_Directions_. Without including any pictures, copy each entry below exactly.

_Provided records_.
━━━━━━━━━━━━━━━━━━━━
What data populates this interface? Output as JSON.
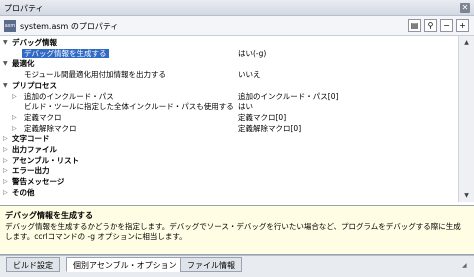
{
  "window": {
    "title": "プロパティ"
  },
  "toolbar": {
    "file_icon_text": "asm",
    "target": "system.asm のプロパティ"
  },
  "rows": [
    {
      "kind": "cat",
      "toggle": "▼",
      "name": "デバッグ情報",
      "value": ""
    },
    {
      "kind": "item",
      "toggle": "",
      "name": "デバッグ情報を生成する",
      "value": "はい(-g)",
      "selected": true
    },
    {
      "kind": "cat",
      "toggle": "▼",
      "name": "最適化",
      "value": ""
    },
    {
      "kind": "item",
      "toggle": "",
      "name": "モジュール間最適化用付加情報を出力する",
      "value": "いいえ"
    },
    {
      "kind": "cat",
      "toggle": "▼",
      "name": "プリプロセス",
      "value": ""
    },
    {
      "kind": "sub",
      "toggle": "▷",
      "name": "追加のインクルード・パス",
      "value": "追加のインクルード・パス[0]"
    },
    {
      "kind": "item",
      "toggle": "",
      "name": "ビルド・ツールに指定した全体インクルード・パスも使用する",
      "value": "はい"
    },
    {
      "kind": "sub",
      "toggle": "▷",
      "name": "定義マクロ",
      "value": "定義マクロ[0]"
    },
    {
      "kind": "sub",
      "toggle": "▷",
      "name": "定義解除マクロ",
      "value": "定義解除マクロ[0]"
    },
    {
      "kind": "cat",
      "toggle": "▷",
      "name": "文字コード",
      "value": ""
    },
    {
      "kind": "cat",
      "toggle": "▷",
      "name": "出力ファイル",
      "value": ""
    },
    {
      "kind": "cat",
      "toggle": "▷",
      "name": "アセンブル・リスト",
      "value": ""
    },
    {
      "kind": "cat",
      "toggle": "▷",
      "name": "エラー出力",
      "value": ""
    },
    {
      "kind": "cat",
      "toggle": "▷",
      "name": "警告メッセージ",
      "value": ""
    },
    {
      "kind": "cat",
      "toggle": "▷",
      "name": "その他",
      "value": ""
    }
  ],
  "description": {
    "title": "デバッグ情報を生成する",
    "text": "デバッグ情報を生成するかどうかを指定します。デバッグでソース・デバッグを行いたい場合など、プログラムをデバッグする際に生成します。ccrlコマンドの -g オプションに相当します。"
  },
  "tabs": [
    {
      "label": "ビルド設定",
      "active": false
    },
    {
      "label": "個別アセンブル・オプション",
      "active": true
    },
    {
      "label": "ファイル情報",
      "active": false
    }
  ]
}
━━━━━━━━━━━━━━━━━━━━
_Solved problem_.
What data populates this interface? Output as JSON.
{
  "window": {
    "title": "プロパティ"
  },
  "toolbar": {
    "file_icon_text": "asm",
    "target": "system.asm のプロパティ"
  },
  "rows": [
    {
      "kind": "cat",
      "toggle": "▼",
      "name": "デバッグ情報",
      "value": ""
    },
    {
      "kind": "item",
      "toggle": "",
      "name": "デバッグ情報を生成する",
      "value": "はい(-g)",
      "selected": true
    },
    {
      "kind": "cat",
      "toggle": "▼",
      "name": "最適化",
      "value": ""
    },
    {
      "kind": "item",
      "toggle": "",
      "name": "モジュール間最適化用付加情報を出力する",
      "value": "いいえ"
    },
    {
      "kind": "cat",
      "toggle": "▼",
      "name": "プリプロセス",
      "value": ""
    },
    {
      "kind": "sub",
      "toggle": "▷",
      "name": "追加のインクルード・パス",
      "value": "追加のインクルード・パス[0]"
    },
    {
      "kind": "item",
      "toggle": "",
      "name": "ビルド・ツールに指定した全体インクルード・パスも使用する",
      "value": "はい"
    },
    {
      "kind": "sub",
      "toggle": "▷",
      "name": "定義マクロ",
      "value": "定義マクロ[0]"
    },
    {
      "kind": "sub",
      "toggle": "▷",
      "name": "定義解除マクロ",
      "value": "定義解除マクロ[0]"
    },
    {
      "kind": "cat",
      "toggle": "▷",
      "name": "文字コード",
      "value": ""
    },
    {
      "kind": "cat",
      "toggle": "▷",
      "name": "出力ファイル",
      "value": ""
    },
    {
      "kind": "cat",
      "toggle": "▷",
      "name": "アセンブル・リスト",
      "value": ""
    },
    {
      "kind": "cat",
      "toggle": "▷",
      "name": "エラー出力",
      "value": ""
    },
    {
      "kind": "cat",
      "toggle": "▷",
      "name": "警告メッセージ",
      "value": ""
    },
    {
      "kind": "cat",
      "toggle": "▷",
      "name": "その他",
      "value": ""
    }
  ],
  "description": {
    "title": "デバッグ情報を生成する",
    "text": "デバッグ情報を生成するかどうかを指定します。デバッグでソース・デバッグを行いたい場合など、プログラムをデバッグする際に生成します。ccrlコマンドの -g オプションに相当します。"
  },
  "tabs": [
    {
      "label": "ビルド設定",
      "active": false
    },
    {
      "label": "個別アセンブル・オプション",
      "active": true
    },
    {
      "label": "ファイル情報",
      "active": false
    }
  ]
}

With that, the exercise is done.